▶ _What you are asked to do_: Copy the data word for word, keeping every line.

▶ _Records provided_:
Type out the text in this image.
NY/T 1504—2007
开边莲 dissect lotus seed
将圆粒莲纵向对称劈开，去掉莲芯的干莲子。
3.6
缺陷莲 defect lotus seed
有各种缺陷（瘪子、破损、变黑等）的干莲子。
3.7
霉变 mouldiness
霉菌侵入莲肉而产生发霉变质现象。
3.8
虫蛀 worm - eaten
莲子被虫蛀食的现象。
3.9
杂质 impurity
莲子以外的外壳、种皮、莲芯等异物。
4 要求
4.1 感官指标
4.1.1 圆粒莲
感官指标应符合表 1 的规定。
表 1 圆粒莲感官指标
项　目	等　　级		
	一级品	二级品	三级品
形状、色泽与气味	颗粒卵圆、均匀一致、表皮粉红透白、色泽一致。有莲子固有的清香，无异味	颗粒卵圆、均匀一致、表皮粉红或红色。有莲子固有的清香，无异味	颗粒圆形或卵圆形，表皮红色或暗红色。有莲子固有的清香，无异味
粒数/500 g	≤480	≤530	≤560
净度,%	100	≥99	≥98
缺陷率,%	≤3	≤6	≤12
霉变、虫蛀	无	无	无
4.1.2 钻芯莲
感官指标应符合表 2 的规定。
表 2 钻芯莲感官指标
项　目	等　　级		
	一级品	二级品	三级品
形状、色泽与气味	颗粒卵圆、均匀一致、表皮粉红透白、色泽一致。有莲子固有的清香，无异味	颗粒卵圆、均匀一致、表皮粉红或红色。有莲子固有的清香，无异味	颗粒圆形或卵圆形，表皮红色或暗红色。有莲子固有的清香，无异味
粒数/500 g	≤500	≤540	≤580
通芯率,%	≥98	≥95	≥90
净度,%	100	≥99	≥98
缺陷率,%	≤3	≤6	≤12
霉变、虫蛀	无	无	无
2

▶ _Response_:
Type out the text in this image.
NY/T 1504—2007
开边莲 dissect lotus seed
将圆粒莲纵向对称劈开，去掉莲芯的干莲子。
3.6
缺陷莲 defect lotus seed
有各种缺陷（瘪子、破损、变黑等）的干莲子。
3.7
霉变 mouldiness
霉菌侵入莲肉而产生发霉变质现象。
3.8
虫蛀 worm - eaten
莲子被虫蛀食的现象。
3.9
杂质 impurity
莲子以外的外壳、种皮、莲芯等异物。
4 要求
4.1 感官指标
4.1.1 圆粒莲
感官指标应符合表 1 的规定。
表 1 圆粒莲感官指标
项　目	等　　级		
	一级品	二级品	三级品
形状、色泽与气味	颗粒卵圆、均匀一致、表皮粉红透白、色泽一致。有莲子固有的清香，无异味	颗粒卵圆、均匀一致、表皮粉红或红色。有莲子固有的清香，无异味	颗粒圆形或卵圆形，表皮红色或暗红色。有莲子固有的清香，无异味
粒数/500 g	≤480	≤530	≤560
净度,%	100	≥99	≥98
缺陷率,%	≤3	≤6	≤12
霉变、虫蛀	无	无	无
4.1.2 钻芯莲
感官指标应符合表 2 的规定。
表 2 钻芯莲感官指标
项　目	等　　级		
	一级品	二级品	三级品
形状、色泽与气味	颗粒卵圆、均匀一致、表皮粉红透白、色泽一致。有莲子固有的清香，无异味	颗粒卵圆、均匀一致、表皮粉红或红色。有莲子固有的清香，无异味	颗粒圆形或卵圆形，表皮红色或暗红色。有莲子固有的清香，无异味
粒数/500 g	≤500	≤540	≤580
通芯率,%	≥98	≥95	≥90
净度,%	100	≥99	≥98
缺陷率,%	≤3	≤6	≤12
霉变、虫蛀	无	无	无
2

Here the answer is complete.